Exercise goal:
Repeat, word for word, every line from the line holding "Parse this screenshot: output" through the final line of the entries below. Skip all pictures.

Record extracts:
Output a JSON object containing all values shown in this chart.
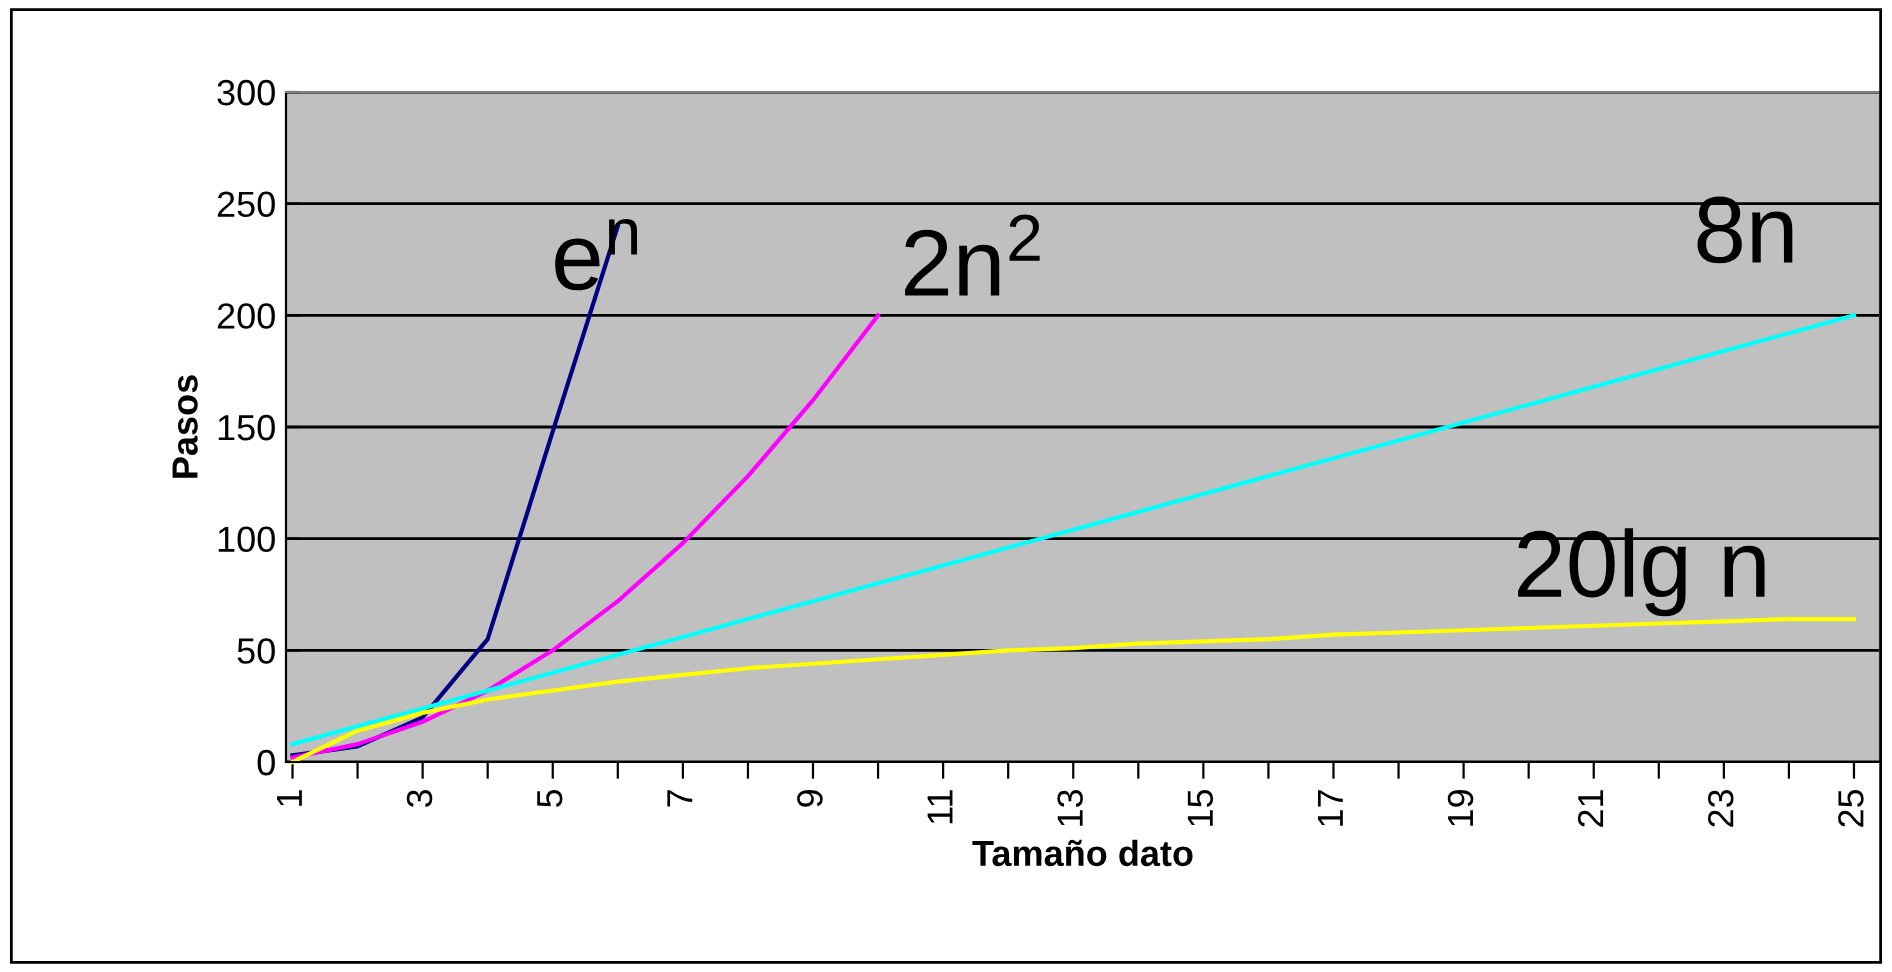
{
  "chart_data": {
    "type": "line",
    "xlabel": "Tamaño dato",
    "ylabel": "Pasos",
    "categories": [
      "1",
      null,
      "3",
      null,
      "5",
      null,
      "7",
      null,
      "9",
      null,
      "11",
      null,
      "13",
      null,
      "15",
      null,
      "17",
      null,
      "19",
      null,
      "21",
      null,
      "23",
      null,
      "25"
    ],
    "series": [
      {
        "name": "e$^{n}$",
        "color": "#000080",
        "values": [
          3,
          7,
          20,
          55,
          148,
          240,
          null,
          null,
          null,
          null,
          null,
          null,
          null,
          null,
          null,
          null,
          null,
          null,
          null,
          null,
          null,
          null,
          null,
          null,
          null
        ]
      },
      {
        "name": "2n$^{2}$",
        "color": "#ff00ff",
        "values": [
          2,
          8,
          18,
          32,
          50,
          72,
          98,
          128,
          162,
          200,
          null,
          null,
          null,
          null,
          null,
          null,
          null,
          null,
          null,
          null,
          null,
          null,
          null,
          null,
          null
        ]
      },
      {
        "name": "8n",
        "color": "#00ffff",
        "values": [
          8,
          16,
          24,
          32,
          40,
          48,
          56,
          64,
          72,
          80,
          88,
          96,
          104,
          112,
          120,
          128,
          136,
          144,
          152,
          160,
          168,
          176,
          184,
          192,
          200
        ]
      },
      {
        "name": "20lg n",
        "color": "#ffff00",
        "values": [
          0,
          14,
          22,
          28,
          32,
          36,
          39,
          42,
          44,
          46,
          48,
          50,
          51,
          53,
          54,
          55,
          57,
          58,
          59,
          60,
          61,
          62,
          63,
          64,
          64
        ]
      }
    ],
    "ylim": [
      0,
      300
    ],
    "yticks": [
      0,
      50,
      100,
      150,
      200,
      250,
      300
    ],
    "grid": "y",
    "marker": "none",
    "line_style": "solid"
  }
}
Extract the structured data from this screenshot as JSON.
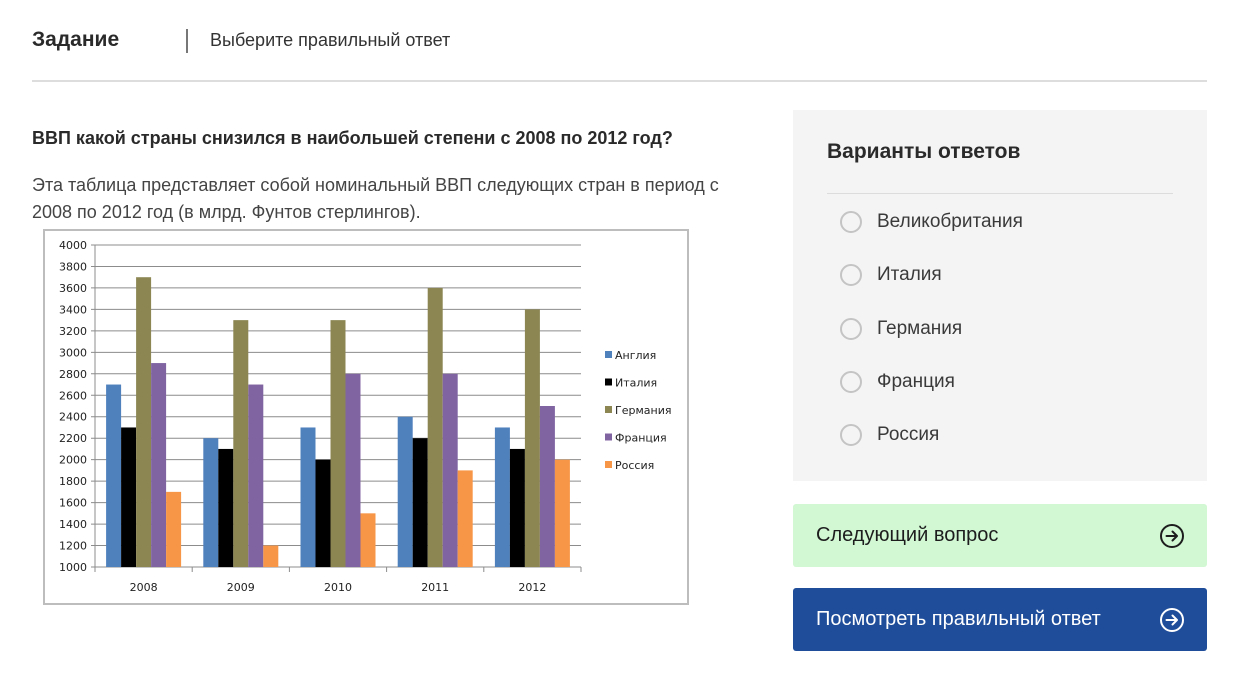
{
  "header": {
    "title": "Задание",
    "subtitle": "Выберите правильный ответ"
  },
  "question": {
    "text": "ВВП какой страны снизился в наибольшей степени с 2008 по 2012 год?",
    "description": "Эта таблица представляет собой номинальный ВВП следующих стран в период с 2008 по 2012 год (в млрд. Фунтов стерлингов)."
  },
  "answers": {
    "title": "Варианты ответов",
    "options": [
      {
        "label": "Великобритания",
        "selected": false
      },
      {
        "label": "Италия",
        "selected": false
      },
      {
        "label": "Германия",
        "selected": false
      },
      {
        "label": "Франция",
        "selected": false
      },
      {
        "label": "Россия",
        "selected": false
      }
    ]
  },
  "buttons": {
    "next_label": "Следующий вопрос",
    "next_icon": "arrow-right-circle-icon",
    "show_answer_label": "Посмотреть правильный ответ",
    "show_answer_icon": "arrow-right-circle-icon"
  },
  "colors": {
    "next_button_bg": "#d1f7d3",
    "show_button_bg": "#1f4d99",
    "panel_bg": "#f4f4f4"
  },
  "chart_data": {
    "type": "bar",
    "title": "",
    "xlabel": "",
    "ylabel": "",
    "categories": [
      "2008",
      "2009",
      "2010",
      "2011",
      "2012"
    ],
    "series": [
      {
        "name": "Англия",
        "color": "#4f81bd",
        "values": [
          2700,
          2200,
          2300,
          2400,
          2300
        ]
      },
      {
        "name": "Италия",
        "color": "#000000",
        "values": [
          2300,
          2100,
          2000,
          2200,
          2100
        ]
      },
      {
        "name": "Германия",
        "color": "#8c8653",
        "values": [
          3700,
          3300,
          3300,
          3600,
          3400
        ]
      },
      {
        "name": "Франция",
        "color": "#8064a2",
        "values": [
          2900,
          2700,
          2800,
          2800,
          2500
        ]
      },
      {
        "name": "Россия",
        "color": "#f79646",
        "values": [
          1700,
          1200,
          1500,
          1900,
          2000
        ]
      }
    ],
    "ylim": [
      1000,
      4000
    ],
    "yticks": [
      1000,
      1200,
      1400,
      1600,
      1800,
      2000,
      2200,
      2400,
      2600,
      2800,
      3000,
      3200,
      3400,
      3600,
      3800,
      4000
    ],
    "grid": true,
    "legend_position": "right"
  }
}
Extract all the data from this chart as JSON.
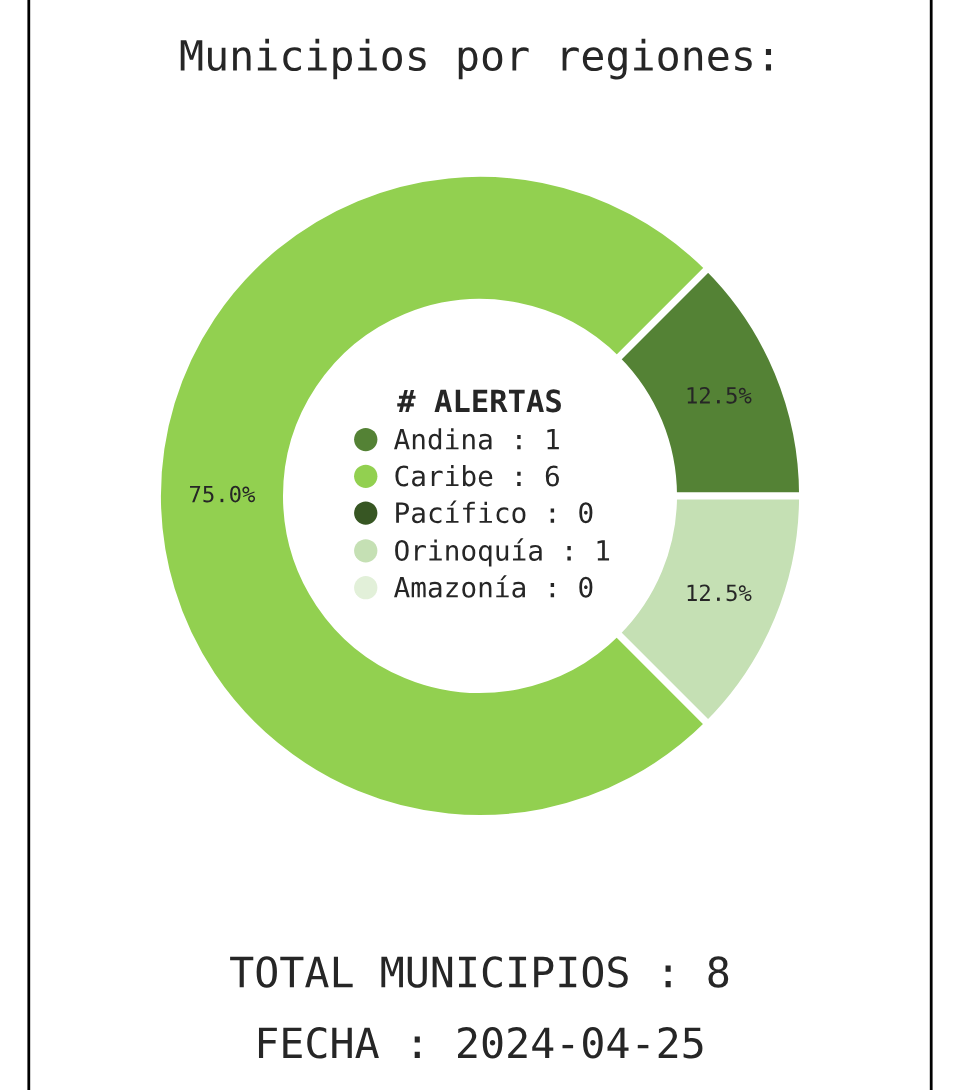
{
  "chart_data": {
    "type": "donut",
    "title": "Municipios por regiones:",
    "categories": [
      "Andina : 1",
      "Caribe : 6",
      "Pacífico : 0",
      "Orinoquía : 1",
      "Amazonía : 0"
    ],
    "values": [
      12.5,
      75.0,
      0,
      12.5,
      0
    ],
    "colors": [
      "#548235",
      "#92d050",
      "#375623",
      "#c5e0b4",
      "#e2f0d9"
    ],
    "value_labels": [
      "12.5%",
      "75.0%",
      null,
      "12.5%",
      null
    ],
    "legend": "center",
    "legend_title": "# ALERTAS",
    "annotations": [
      "TOTAL MUNICIPIOS : 8",
      "FECHA : 2024-04-25"
    ]
  }
}
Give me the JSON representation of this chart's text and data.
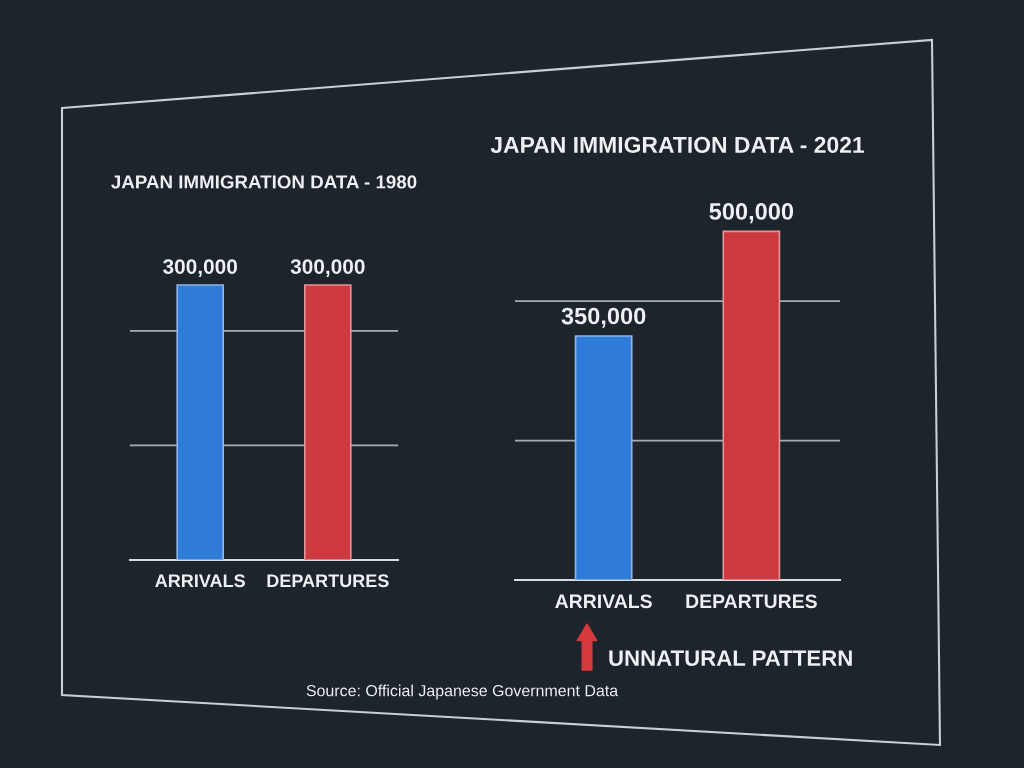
{
  "chart_data": [
    {
      "type": "bar",
      "title": "JAPAN IMMIGRATION DATA - 1980",
      "categories": [
        "ARRIVALS",
        "DEPARTURES"
      ],
      "values": [
        300000,
        300000
      ],
      "colors": [
        "#2f7bd8",
        "#cc3a40"
      ],
      "value_labels": [
        "300,000",
        "300,000"
      ],
      "ref_lines": [
        {
          "axis": "y",
          "value": 125000,
          "color": "#a3abb3"
        },
        {
          "axis": "y",
          "value": 250000,
          "color": "#a3abb3"
        }
      ],
      "tick_labels": "x"
    },
    {
      "type": "bar",
      "title": "JAPAN IMMIGRATION DATA - 2021",
      "categories": [
        "ARRIVALS",
        "DEPARTURES"
      ],
      "values": [
        350000,
        500000
      ],
      "colors": [
        "#2f7bd8",
        "#cc3a40"
      ],
      "value_labels": [
        "350,000",
        "500,000"
      ],
      "ref_lines": [
        {
          "axis": "y",
          "value": 200000,
          "color": "#a3abb3"
        },
        {
          "axis": "y",
          "value": 400000,
          "color": "#a3abb3"
        }
      ],
      "tick_labels": "x",
      "annotations": [
        "UNNATURAL PATTERN",
        "Source: Official Japanese Government Data"
      ]
    }
  ]
}
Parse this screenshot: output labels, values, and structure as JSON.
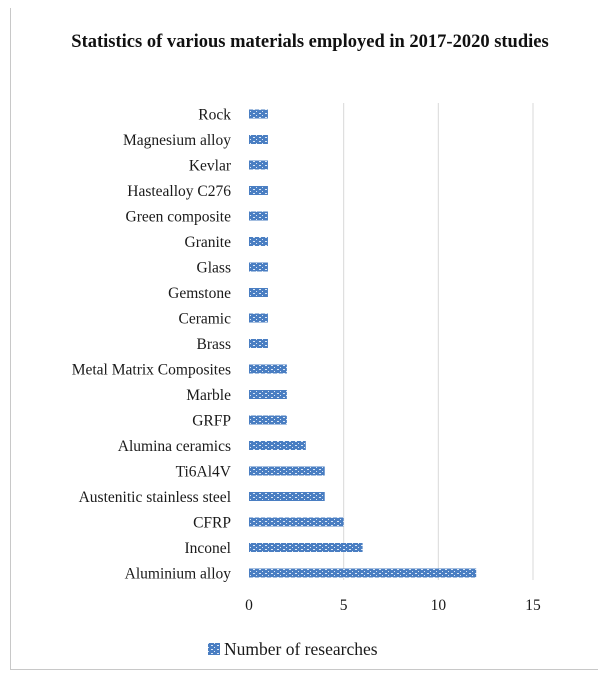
{
  "chart_data": {
    "type": "bar",
    "orientation": "horizontal",
    "title": "Statistics of various materials employed in 2017-2020 studies",
    "categories": [
      "Rock",
      "Magnesium alloy",
      "Kevlar",
      "Hastealloy C276",
      "Green composite",
      "Granite",
      "Glass",
      "Gemstone",
      "Ceramic",
      "Brass",
      "Metal Matrix Composites",
      "Marble",
      "GRFP",
      "Alumina ceramics",
      "Ti6Al4V",
      "Austenitic stainless steel",
      "CFRP",
      "Inconel",
      "Aluminium alloy"
    ],
    "series": [
      {
        "name": "Number of researches",
        "values": [
          1,
          1,
          1,
          1,
          1,
          1,
          1,
          1,
          1,
          1,
          2,
          2,
          2,
          3,
          4,
          4,
          5,
          6,
          12
        ]
      }
    ],
    "xticks": [
      "0",
      "5",
      "10",
      "15"
    ],
    "xlim": [
      0,
      15
    ],
    "grid": "vertical",
    "legend": "bottom",
    "colors": {
      "bar": "#4a7ec2",
      "bar_pattern": "#dce8f6",
      "grid": "#d9d9d9"
    }
  }
}
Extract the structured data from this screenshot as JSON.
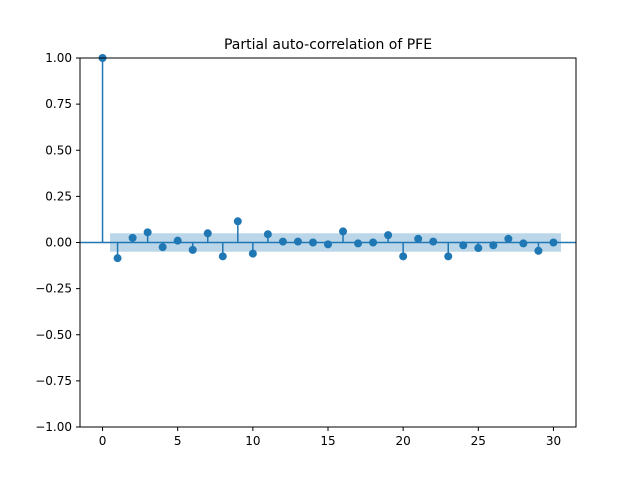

Answer to the exercise:
Parse this screenshot: output labels, values, and structure as JSON.
{
  "chart_data": {
    "type": "bar",
    "orientation": "horizontal",
    "title": "Statistics of various materials employed in 2017-2020 studies",
    "categories": [
      "Rock",
      "Magnesium alloy",
      "Kevlar",
      "Hastealloy C276",
      "Green composite",
      "Granite",
      "Glass",
      "Gemstone",
      "Ceramic",
      "Brass",
      "Metal Matrix Composites",
      "Marble",
      "GRFP",
      "Alumina ceramics",
      "Ti6Al4V",
      "Austenitic stainless steel",
      "CFRP",
      "Inconel",
      "Aluminium alloy"
    ],
    "series": [
      {
        "name": "Number of researches",
        "values": [
          1,
          1,
          1,
          1,
          1,
          1,
          1,
          1,
          1,
          1,
          2,
          2,
          2,
          3,
          4,
          4,
          5,
          6,
          12
        ]
      }
    ],
    "xticks": [
      "0",
      "5",
      "10",
      "15"
    ],
    "xlim": [
      0,
      15
    ],
    "grid": "vertical",
    "legend": "bottom",
    "colors": {
      "bar": "#4a7ec2",
      "bar_pattern": "#dce8f6",
      "grid": "#d9d9d9"
    }
  }
}
Extract the structured data from this screenshot as JSON.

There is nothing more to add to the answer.